§ DIRECTION: Only the number is wanted: count the lines in the data with "from" in them.

§ LISTED ENTRIES:
------------------------------------------------------------------------

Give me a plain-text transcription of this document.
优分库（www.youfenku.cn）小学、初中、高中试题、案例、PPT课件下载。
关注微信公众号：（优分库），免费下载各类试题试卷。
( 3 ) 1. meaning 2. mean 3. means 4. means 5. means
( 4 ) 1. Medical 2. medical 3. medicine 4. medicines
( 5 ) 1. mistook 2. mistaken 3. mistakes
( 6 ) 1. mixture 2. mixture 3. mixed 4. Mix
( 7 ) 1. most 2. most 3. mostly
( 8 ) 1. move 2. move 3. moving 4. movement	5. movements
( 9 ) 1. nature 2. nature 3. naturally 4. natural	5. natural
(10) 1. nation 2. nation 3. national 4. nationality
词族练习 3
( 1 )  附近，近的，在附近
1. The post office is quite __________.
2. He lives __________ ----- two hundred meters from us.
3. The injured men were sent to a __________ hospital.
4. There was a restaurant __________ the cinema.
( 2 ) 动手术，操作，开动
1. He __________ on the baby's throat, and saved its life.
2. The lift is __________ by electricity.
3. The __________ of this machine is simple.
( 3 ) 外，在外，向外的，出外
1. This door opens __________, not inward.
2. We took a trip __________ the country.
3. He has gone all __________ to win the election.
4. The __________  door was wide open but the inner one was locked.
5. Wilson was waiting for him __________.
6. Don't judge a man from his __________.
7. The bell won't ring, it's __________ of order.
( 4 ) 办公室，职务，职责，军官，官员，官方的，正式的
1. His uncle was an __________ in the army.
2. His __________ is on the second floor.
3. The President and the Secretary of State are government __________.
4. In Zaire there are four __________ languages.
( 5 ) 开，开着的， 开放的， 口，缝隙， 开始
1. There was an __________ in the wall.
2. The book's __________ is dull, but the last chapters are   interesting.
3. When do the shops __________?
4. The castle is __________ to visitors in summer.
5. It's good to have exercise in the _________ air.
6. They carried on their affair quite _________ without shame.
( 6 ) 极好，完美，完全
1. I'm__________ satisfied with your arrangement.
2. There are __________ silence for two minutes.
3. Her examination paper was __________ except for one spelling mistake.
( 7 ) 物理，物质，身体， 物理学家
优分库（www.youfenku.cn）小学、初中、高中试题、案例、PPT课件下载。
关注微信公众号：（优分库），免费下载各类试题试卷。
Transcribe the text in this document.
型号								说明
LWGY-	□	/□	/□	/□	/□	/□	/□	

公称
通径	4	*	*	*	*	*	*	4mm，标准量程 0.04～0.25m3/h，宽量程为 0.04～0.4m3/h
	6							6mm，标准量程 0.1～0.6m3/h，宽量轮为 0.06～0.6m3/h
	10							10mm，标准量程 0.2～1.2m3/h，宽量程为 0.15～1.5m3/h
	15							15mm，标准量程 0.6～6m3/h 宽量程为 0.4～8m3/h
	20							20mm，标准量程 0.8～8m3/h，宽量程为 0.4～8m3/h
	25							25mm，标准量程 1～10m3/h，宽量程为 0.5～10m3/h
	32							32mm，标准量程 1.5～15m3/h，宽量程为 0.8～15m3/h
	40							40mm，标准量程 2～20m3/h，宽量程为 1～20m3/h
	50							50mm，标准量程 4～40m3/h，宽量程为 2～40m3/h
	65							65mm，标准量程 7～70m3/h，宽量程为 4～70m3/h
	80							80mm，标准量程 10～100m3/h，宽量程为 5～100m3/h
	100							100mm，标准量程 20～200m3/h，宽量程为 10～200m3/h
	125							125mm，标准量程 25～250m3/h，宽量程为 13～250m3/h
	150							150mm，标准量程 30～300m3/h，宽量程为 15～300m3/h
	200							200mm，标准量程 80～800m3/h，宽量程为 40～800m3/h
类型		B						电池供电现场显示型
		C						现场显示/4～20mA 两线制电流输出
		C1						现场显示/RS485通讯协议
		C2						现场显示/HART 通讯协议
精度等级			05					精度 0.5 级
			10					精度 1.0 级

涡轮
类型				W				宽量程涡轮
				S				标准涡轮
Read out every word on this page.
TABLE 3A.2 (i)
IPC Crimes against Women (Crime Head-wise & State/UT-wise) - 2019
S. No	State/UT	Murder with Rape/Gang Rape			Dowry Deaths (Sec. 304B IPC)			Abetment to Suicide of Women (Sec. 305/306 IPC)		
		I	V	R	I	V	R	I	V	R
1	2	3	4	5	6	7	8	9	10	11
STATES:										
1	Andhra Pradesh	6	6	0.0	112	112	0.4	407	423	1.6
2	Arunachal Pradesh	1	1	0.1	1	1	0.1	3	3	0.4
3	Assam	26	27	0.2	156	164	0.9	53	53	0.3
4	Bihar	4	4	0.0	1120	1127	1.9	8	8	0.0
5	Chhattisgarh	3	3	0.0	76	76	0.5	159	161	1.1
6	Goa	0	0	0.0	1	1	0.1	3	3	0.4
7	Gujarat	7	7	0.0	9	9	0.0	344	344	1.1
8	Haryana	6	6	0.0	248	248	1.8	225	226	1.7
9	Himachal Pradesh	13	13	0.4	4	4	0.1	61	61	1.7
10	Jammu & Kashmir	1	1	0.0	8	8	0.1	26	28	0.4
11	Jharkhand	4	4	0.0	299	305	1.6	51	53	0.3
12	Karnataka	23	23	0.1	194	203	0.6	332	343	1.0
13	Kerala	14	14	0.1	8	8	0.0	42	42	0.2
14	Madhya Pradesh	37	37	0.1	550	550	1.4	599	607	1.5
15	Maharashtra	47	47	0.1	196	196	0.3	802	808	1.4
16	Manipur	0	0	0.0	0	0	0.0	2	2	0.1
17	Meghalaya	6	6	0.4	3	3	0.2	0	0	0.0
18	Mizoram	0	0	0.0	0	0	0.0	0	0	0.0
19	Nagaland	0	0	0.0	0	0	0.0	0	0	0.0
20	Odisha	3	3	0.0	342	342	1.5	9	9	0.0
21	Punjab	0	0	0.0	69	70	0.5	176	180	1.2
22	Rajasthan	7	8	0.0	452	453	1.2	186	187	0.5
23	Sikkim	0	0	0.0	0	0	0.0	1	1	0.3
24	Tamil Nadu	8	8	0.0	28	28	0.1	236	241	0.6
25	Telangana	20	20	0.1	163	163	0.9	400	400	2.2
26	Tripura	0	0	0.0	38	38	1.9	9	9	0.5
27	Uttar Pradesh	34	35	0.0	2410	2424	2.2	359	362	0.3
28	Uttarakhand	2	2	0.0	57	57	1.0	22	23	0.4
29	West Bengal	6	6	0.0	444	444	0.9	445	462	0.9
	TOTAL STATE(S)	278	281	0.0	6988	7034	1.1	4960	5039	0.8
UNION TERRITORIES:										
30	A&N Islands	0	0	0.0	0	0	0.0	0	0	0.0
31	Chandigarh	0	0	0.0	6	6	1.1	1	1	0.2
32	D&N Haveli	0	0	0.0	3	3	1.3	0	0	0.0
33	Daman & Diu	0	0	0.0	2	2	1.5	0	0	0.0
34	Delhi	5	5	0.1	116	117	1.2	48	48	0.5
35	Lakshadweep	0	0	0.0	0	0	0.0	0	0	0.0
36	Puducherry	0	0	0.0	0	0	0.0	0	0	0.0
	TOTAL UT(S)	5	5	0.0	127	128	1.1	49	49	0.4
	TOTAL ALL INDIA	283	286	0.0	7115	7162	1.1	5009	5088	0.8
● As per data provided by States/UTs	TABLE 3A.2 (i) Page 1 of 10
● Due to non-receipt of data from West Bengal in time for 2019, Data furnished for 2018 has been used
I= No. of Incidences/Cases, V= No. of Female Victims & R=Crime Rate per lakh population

------------------------------------------------------------------------

§ FINISHED TASK: 3